GIVEN EXERCISE:
Go through the listing and pick out each line with the word "Иннокентия" in it.
════════
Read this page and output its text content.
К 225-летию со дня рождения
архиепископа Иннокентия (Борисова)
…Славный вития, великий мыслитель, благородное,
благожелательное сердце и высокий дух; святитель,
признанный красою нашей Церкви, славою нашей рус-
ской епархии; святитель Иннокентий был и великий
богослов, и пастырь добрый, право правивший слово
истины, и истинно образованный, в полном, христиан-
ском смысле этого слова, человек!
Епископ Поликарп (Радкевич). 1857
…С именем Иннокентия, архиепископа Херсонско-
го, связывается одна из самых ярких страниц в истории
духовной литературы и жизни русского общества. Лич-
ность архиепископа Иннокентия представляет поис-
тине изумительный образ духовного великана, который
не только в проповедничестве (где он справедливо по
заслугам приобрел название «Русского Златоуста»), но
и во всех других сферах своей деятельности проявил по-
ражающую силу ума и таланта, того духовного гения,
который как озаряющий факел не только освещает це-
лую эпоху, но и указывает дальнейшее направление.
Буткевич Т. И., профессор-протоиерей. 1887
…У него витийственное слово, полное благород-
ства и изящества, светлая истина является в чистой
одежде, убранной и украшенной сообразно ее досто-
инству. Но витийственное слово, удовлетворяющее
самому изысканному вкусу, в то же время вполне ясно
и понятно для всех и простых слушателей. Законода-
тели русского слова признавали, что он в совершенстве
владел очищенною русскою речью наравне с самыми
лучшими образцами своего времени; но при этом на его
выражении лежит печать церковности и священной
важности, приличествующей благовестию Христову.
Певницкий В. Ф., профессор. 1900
════════
THE SOLUTION:
архиепископа Иннокентия (Борисова)
…С именем Иннокентия, архиепископа Херсонско-
ность архиепископа Иннокентия представляет поис-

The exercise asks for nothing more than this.